### DO THIS
Update the lines between the one holding "chart-title-line: Cotations entre" and the one holding "series-line-5 xyxy=(249,265,1738,830)", inclusive, replacing "y-tick-label" with "y-axis-tick" and leaving everything else unchanged. Give back only those lines.

^^^^^^^^

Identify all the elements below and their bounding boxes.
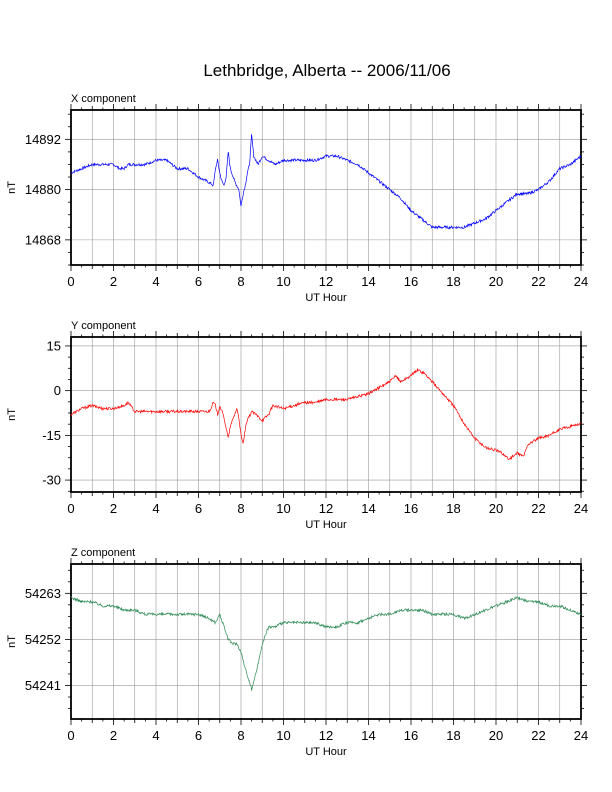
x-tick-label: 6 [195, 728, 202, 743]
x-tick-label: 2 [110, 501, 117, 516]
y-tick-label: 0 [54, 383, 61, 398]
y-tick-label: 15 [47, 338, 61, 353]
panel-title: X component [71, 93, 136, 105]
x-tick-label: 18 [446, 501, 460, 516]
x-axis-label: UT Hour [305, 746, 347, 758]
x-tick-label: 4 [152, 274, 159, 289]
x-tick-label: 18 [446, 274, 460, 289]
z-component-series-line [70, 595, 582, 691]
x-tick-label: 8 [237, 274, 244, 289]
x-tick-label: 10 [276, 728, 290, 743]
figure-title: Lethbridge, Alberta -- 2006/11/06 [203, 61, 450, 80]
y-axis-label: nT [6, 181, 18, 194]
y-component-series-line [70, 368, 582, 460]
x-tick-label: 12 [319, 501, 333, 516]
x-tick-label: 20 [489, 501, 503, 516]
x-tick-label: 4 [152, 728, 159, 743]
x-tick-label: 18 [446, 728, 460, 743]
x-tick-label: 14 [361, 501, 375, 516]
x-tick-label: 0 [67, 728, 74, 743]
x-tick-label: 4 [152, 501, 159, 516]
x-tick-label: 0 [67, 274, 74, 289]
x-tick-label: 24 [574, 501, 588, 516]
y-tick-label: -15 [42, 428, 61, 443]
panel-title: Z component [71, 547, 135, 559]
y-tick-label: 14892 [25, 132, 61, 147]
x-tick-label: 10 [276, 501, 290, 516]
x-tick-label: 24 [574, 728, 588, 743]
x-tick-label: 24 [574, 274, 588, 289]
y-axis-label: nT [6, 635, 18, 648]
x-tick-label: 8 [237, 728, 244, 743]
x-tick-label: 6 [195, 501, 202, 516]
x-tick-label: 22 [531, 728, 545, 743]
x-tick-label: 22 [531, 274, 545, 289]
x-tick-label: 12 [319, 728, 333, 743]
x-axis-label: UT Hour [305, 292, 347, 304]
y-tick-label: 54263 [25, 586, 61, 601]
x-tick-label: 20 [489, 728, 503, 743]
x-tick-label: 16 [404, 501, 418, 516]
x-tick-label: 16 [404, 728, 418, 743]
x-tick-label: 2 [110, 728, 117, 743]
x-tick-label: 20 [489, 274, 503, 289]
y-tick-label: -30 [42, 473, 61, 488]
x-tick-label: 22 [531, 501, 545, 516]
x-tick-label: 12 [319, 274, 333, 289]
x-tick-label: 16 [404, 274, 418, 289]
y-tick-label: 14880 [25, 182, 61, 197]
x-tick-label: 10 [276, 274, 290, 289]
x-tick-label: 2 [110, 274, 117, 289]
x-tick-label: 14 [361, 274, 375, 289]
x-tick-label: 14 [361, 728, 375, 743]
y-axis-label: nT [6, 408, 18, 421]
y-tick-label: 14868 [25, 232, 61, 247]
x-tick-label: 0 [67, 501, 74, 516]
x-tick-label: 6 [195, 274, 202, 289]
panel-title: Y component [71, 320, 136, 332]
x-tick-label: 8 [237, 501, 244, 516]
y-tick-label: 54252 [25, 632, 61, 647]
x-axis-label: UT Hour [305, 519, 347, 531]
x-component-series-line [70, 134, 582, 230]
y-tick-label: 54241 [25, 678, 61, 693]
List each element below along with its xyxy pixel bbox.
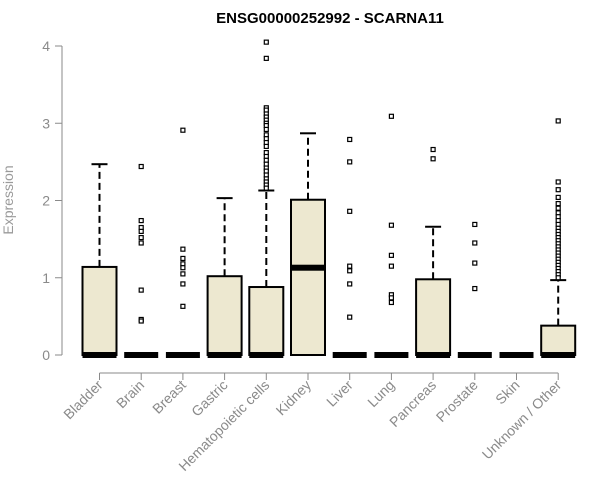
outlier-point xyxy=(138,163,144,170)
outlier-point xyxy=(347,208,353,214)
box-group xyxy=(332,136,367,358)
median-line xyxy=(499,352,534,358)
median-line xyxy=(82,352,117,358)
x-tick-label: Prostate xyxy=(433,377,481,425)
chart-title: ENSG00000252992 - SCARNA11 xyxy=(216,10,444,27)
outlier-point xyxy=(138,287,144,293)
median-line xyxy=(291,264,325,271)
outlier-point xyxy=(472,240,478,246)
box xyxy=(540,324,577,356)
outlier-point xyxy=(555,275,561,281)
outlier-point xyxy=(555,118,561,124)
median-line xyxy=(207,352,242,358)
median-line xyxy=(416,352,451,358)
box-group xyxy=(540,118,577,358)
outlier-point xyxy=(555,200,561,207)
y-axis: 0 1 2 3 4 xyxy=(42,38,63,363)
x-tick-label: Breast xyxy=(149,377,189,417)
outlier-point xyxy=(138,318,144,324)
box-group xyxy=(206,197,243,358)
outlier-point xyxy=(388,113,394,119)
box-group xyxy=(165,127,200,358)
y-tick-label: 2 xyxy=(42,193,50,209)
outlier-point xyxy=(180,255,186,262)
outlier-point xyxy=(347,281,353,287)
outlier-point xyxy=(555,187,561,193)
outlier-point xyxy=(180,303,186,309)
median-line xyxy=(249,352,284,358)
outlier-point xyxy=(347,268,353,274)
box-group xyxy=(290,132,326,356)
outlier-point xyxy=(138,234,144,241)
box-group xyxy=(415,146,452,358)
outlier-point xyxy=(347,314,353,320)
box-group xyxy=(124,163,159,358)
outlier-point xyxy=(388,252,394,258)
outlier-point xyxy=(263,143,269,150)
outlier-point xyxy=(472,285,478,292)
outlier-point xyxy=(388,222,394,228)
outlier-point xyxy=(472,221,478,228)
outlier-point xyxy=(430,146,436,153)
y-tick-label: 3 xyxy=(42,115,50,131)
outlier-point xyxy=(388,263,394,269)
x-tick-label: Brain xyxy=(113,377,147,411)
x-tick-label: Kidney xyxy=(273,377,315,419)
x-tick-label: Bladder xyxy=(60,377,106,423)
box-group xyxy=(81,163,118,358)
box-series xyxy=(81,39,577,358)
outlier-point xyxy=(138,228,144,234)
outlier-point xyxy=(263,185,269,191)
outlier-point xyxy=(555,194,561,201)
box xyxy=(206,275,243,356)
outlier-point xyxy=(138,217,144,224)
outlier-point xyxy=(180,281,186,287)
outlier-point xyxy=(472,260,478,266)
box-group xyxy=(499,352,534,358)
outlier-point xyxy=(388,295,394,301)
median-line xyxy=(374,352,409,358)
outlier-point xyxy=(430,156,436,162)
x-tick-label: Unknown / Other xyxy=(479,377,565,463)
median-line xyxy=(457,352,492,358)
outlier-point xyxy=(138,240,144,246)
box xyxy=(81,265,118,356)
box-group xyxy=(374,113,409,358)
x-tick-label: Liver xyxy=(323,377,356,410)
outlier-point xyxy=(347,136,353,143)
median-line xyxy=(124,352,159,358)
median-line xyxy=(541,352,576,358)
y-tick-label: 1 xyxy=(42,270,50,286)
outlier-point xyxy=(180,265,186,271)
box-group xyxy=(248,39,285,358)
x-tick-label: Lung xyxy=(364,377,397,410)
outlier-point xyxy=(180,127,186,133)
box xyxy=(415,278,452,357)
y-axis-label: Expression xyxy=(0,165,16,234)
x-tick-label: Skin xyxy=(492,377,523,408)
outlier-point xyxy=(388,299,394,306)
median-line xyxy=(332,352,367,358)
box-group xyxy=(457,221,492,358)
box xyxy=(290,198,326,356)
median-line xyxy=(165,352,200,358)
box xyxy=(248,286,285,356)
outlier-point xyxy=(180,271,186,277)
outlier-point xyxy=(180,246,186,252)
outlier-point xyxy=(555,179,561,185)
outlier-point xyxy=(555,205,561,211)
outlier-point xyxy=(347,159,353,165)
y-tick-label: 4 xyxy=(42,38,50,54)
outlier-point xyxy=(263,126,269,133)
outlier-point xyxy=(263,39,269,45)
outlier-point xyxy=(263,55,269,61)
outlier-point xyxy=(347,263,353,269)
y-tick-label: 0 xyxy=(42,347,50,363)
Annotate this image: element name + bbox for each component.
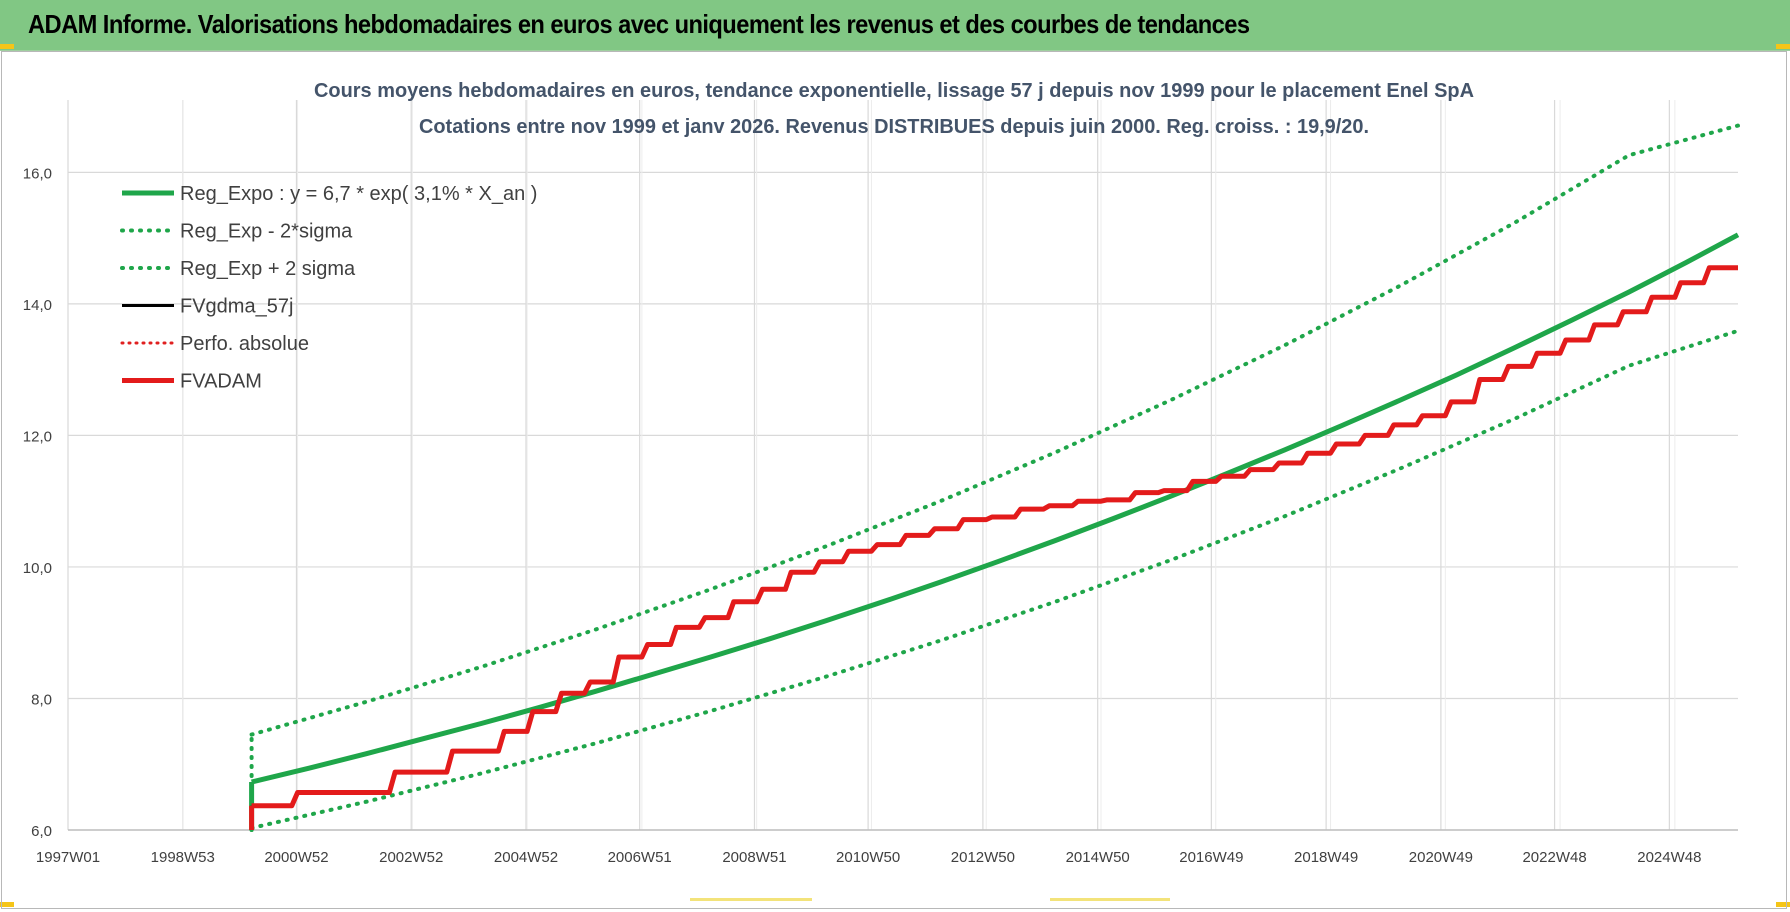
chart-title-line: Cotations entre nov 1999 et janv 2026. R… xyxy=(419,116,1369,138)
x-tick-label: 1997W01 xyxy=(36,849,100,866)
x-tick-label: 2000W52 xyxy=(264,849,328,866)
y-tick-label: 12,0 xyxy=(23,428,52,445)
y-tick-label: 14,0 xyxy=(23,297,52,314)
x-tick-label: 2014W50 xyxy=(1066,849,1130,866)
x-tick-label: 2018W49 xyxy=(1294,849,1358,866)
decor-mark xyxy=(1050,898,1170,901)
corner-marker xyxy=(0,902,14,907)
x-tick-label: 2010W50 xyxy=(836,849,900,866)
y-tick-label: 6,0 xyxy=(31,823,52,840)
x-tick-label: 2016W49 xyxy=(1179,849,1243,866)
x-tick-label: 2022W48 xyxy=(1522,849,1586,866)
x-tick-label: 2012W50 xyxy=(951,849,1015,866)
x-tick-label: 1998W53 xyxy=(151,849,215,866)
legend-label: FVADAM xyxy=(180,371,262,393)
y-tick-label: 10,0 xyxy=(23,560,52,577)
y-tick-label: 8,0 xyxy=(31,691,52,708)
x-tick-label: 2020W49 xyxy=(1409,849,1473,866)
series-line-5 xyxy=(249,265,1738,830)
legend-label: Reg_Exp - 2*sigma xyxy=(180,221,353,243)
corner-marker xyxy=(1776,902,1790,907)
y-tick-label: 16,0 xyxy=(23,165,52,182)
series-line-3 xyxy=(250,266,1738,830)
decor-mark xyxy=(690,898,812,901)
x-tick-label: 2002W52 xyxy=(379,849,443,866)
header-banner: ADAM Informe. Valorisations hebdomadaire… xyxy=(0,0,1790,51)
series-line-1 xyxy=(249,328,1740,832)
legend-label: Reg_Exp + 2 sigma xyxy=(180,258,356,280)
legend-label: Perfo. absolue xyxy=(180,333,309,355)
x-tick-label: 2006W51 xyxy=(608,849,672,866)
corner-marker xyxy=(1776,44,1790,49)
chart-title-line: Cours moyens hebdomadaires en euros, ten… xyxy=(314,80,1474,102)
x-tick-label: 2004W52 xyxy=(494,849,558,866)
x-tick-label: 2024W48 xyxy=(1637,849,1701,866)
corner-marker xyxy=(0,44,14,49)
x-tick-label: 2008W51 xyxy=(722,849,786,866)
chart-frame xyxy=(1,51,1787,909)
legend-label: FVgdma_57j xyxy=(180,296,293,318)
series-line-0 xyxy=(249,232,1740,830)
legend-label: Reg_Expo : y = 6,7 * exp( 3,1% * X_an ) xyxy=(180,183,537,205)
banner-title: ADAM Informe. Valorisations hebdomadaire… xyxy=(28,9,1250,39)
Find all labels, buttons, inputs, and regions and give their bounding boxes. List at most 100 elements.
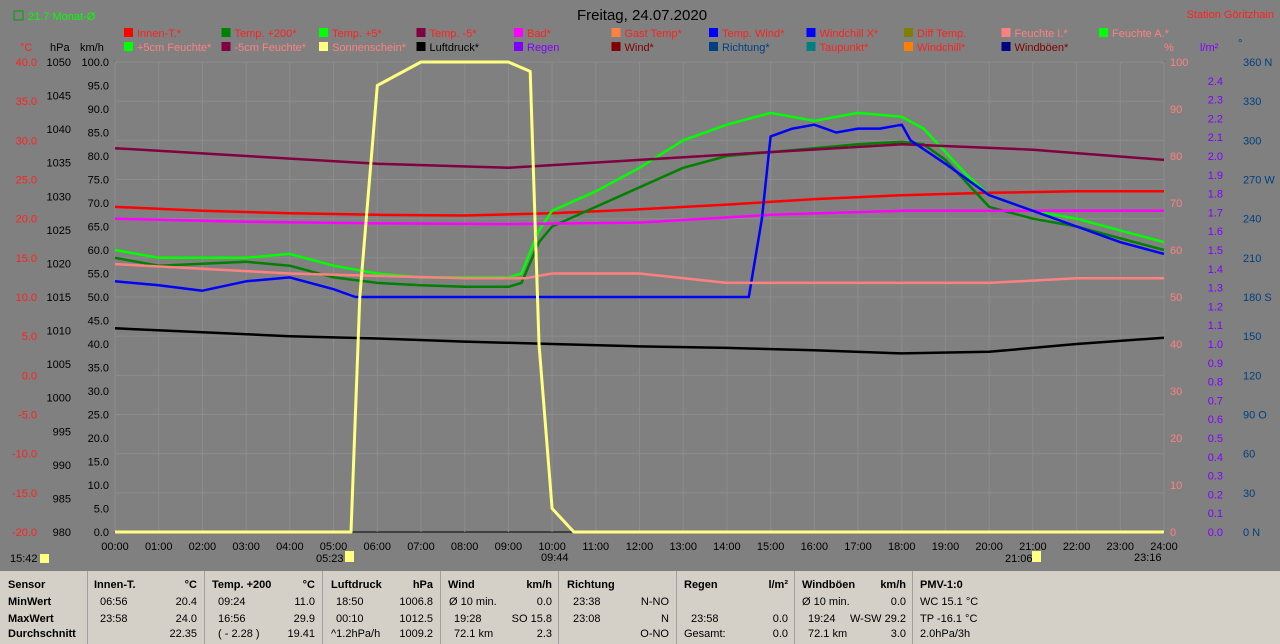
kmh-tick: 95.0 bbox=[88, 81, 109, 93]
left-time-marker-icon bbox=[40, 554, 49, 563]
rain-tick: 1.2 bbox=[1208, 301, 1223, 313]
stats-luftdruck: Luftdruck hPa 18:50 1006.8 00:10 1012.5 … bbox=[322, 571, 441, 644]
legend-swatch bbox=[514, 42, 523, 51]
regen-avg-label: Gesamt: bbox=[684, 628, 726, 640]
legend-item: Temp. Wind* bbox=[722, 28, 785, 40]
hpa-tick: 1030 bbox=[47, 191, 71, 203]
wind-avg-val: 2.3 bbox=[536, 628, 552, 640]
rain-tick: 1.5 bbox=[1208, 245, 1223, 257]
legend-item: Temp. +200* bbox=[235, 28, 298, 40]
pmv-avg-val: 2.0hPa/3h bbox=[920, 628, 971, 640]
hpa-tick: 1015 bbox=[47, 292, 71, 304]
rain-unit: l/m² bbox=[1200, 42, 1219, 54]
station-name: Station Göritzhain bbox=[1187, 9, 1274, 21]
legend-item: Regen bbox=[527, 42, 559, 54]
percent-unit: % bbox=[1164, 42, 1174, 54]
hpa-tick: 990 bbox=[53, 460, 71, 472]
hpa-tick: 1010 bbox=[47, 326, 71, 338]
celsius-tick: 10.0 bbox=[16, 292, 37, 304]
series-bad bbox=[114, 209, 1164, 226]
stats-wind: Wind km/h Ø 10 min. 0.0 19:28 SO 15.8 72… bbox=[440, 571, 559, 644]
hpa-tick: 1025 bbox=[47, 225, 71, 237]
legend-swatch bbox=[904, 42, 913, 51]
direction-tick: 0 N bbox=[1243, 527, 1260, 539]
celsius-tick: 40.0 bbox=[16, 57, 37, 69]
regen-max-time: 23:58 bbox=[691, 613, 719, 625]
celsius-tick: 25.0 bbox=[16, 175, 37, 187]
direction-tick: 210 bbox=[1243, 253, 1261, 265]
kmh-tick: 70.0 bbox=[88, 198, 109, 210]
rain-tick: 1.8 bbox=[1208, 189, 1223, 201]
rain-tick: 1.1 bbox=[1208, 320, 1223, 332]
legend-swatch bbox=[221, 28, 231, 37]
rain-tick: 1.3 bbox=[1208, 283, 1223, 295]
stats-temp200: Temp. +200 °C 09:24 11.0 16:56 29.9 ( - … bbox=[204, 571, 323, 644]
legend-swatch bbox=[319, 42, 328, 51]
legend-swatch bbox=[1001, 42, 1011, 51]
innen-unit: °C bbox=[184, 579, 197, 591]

^^^^^^^^

### IN RESPONSE
chart-title-line: Cotations entre nov 1999 et janv 2026. R… xyxy=(419,116,1369,138)
x-tick-label: 1997W01 xyxy=(36,849,100,866)
x-tick-label: 2000W52 xyxy=(264,849,328,866)
y-axis-tick: 12,0 xyxy=(23,428,52,445)
y-axis-tick: 14,0 xyxy=(23,297,52,314)
x-tick-label: 2014W50 xyxy=(1066,849,1130,866)
x-tick-label: 2018W49 xyxy=(1294,849,1358,866)
decor-mark xyxy=(1050,898,1170,901)
corner-marker xyxy=(0,902,14,907)
x-tick-label: 2010W50 xyxy=(836,849,900,866)
y-axis-tick: 6,0 xyxy=(31,823,52,840)
x-tick-label: 2016W49 xyxy=(1179,849,1243,866)
x-tick-label: 2022W48 xyxy=(1522,849,1586,866)
x-tick-label: 2012W50 xyxy=(951,849,1015,866)
x-tick-label: 1998W53 xyxy=(151,849,215,866)
legend-label: FVADAM xyxy=(180,371,262,393)
y-axis-tick: 10,0 xyxy=(23,560,52,577)
y-axis-tick: 8,0 xyxy=(31,691,52,708)
x-tick-label: 2020W49 xyxy=(1409,849,1473,866)
series-line-5 xyxy=(249,265,1738,830)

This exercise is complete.